* [What this exercise asks]:
A: Translate this sentence from the article on healthcare interoperability into Spanish: "The issue is making the data relevant and actionable when it is needed."
B: Answer these questions using the article on healthcare interoperability:
(i) What date appears under the article's title?
(ii) What kind of information do doctors want, according to the article?
(iii) What did initial standards and Meaningful Use create to support point-to-point transitions?
C: Pick up the article on healthcare interoperability after its final sentence and continue it.

* [Supplied passage]:

···

There’s More to Interoperability than Technology

August 25, 2017

Interoperability has been a big buzz word for the past few years as the healthcare industry struggles to share information across different systems.   Doctors are overwhelmed with their own documentation sagas and do not want to go searching for extraneous data but want only relevant information when they need it; no more, no less.  Meaningful interoperability requires not only the technical transfer of data, but also the normalizing and authenticating the information, determining which information is important and how it should be rendered.   While the industry has made tremendous progress on technology standards and vendors are loosening restrictions, there is still a long road ahead to make shared data into relevant and useful intelligence.    

 

The amount of healthcare generated is projected to grow exponentially over the next decade as additional providers come online, patients generate more information through wearables and apps, and the industry advances in capturing social determinants.  Creating big data is not the issue.  The issue is making the data relevant and actionable when it is needed.   Initial standards and Meaningful Use created Continuity of Care Documents (CCD’s) as a means to support point-to-point transitions.  For complex patients, a provider must wade through many multi-page documents during a patient encounter.

···

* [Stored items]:
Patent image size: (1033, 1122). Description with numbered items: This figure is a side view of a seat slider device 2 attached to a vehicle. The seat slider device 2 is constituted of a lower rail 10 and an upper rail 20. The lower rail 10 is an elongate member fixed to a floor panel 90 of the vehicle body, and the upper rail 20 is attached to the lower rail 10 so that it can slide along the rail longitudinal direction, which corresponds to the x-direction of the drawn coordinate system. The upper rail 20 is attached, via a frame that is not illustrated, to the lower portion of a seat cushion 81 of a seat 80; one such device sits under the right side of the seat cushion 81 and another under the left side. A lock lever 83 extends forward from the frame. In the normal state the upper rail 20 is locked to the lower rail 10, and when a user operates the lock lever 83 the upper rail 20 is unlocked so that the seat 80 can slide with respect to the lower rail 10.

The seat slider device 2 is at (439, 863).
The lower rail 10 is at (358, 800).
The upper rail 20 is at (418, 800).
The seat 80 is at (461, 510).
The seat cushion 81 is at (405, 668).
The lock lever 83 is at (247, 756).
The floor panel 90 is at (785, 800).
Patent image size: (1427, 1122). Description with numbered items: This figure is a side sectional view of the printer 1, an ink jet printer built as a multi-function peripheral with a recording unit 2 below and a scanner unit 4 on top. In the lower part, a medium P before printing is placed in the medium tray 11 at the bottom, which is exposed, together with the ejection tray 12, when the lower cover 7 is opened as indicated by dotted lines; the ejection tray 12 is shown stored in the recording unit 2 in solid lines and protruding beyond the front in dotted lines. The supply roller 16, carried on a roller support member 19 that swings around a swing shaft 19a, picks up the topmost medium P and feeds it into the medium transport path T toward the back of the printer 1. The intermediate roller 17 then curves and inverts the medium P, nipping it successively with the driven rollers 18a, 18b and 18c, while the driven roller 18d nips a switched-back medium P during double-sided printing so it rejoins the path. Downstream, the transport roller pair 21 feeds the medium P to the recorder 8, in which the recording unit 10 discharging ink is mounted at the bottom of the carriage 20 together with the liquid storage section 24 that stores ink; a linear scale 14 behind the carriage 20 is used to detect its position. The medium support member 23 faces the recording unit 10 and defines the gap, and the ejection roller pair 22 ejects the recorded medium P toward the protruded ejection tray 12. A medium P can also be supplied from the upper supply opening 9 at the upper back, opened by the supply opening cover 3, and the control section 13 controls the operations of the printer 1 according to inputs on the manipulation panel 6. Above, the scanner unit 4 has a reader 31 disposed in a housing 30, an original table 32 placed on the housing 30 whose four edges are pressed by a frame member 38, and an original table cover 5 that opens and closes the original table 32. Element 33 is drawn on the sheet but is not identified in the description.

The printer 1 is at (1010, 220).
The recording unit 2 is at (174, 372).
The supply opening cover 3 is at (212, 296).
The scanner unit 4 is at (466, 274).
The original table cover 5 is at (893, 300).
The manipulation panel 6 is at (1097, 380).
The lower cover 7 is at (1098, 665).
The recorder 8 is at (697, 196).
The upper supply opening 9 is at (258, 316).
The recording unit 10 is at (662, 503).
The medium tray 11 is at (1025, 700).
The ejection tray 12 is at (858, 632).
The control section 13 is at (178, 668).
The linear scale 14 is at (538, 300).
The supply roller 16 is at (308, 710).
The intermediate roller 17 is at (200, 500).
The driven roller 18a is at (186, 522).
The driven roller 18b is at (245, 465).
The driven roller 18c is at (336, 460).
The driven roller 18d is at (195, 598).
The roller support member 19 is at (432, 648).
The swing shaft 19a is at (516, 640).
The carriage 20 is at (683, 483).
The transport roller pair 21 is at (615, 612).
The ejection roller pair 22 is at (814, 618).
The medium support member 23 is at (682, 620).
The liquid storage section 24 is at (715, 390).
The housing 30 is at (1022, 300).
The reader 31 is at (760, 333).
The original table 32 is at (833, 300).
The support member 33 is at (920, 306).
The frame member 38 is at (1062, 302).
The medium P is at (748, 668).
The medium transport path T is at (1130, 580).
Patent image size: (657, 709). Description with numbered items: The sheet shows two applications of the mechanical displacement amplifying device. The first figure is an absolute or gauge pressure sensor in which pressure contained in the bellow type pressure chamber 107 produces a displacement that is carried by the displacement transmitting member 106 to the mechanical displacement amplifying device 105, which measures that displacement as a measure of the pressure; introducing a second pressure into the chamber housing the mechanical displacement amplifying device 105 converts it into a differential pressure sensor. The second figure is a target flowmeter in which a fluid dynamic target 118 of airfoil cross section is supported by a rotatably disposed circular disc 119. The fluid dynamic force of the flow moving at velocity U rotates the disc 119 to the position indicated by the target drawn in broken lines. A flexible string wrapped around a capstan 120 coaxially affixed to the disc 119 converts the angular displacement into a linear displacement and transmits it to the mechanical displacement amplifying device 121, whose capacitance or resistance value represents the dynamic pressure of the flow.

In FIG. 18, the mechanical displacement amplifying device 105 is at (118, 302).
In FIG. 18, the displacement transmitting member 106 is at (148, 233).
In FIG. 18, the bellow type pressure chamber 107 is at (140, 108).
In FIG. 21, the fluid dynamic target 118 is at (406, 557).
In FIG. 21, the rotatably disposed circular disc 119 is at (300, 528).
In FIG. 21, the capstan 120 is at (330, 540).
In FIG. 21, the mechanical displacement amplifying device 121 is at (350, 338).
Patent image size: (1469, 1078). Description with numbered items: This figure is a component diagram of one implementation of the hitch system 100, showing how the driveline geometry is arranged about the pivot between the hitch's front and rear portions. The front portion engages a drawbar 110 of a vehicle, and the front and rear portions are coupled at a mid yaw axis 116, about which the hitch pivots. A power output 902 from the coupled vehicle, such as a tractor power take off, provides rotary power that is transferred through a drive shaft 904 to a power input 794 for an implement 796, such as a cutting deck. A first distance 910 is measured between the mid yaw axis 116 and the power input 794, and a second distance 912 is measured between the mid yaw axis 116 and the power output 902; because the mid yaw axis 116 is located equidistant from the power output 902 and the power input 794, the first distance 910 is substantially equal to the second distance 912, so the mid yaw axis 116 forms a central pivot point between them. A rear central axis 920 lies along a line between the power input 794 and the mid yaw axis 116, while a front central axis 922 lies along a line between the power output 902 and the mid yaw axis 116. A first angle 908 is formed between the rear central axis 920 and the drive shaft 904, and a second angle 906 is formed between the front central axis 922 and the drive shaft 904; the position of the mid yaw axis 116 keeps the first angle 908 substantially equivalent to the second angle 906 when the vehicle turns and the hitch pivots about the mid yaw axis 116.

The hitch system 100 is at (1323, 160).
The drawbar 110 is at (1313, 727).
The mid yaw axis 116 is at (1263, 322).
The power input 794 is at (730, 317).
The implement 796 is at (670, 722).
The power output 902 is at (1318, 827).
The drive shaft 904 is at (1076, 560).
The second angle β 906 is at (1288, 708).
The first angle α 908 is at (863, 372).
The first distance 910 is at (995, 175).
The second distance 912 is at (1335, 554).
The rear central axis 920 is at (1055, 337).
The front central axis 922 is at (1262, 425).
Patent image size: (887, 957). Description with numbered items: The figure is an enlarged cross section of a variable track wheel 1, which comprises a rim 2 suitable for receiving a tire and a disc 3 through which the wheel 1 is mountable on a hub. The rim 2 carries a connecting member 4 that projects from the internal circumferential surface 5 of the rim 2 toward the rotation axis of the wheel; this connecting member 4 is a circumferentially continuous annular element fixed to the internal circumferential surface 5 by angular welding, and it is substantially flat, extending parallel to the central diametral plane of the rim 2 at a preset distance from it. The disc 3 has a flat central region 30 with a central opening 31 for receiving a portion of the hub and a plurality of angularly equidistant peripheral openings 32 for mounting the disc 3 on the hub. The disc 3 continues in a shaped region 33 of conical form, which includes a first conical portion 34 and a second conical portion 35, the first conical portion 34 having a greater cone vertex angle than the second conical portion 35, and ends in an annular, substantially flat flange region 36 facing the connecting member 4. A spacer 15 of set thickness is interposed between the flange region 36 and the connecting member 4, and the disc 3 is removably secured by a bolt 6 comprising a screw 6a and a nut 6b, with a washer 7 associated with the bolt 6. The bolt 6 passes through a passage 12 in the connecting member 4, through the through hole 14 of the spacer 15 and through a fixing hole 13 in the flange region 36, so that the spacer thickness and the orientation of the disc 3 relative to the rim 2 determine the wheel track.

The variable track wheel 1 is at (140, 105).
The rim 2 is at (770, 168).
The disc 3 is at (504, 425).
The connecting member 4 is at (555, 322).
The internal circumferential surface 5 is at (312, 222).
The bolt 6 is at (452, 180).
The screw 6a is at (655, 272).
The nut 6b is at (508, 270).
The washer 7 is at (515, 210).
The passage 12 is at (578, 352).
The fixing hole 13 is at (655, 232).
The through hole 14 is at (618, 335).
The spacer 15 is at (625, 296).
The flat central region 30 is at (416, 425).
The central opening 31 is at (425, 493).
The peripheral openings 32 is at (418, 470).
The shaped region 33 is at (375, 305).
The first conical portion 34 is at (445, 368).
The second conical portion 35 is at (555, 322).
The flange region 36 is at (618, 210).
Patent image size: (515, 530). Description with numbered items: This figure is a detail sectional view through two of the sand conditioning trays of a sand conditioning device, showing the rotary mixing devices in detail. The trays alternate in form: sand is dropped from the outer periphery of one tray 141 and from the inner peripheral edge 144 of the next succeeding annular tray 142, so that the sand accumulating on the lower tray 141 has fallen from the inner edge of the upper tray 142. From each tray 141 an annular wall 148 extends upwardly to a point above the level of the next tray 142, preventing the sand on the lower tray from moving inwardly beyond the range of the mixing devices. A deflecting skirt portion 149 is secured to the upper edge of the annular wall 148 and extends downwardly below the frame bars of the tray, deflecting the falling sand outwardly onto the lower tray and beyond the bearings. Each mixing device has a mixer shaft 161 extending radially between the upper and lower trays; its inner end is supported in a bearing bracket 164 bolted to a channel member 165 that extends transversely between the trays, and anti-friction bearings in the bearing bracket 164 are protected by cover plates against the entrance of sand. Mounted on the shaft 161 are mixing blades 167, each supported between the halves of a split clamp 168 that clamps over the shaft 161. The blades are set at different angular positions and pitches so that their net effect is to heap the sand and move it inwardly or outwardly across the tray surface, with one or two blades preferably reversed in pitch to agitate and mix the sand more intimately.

···

* [Outputs by task]:
A: El problema es lograr que los datos sean relevantes y útiles para actuar en el momento en que se necesitan.

B:
(i) August 25, 2017.
(ii) Only relevant information when they need it, no more and no less.
(iii) Continuity of Care Documents (CCDs).

C:
 

While the technology challenges are great, including patient matching, data formatting, and the integration of security and authentication protocols, the business rules and the human factors can prove just as daunting.   Data for the sake of more data, and interoperability for the sake of data liquidity does not help at the point-of-care.  Targeted data elements that support clinical decision-making should lead the charge, with the goal of making data consumption and interpretation straightforward.   Specific use cases including risk scores, care management program participation, and therapeutic medication issues are just a few examples of valuable and actionable data.  Information must be presented in the workflow at the time of review in an easily consumable manner so providers recognize any outliers and act on them.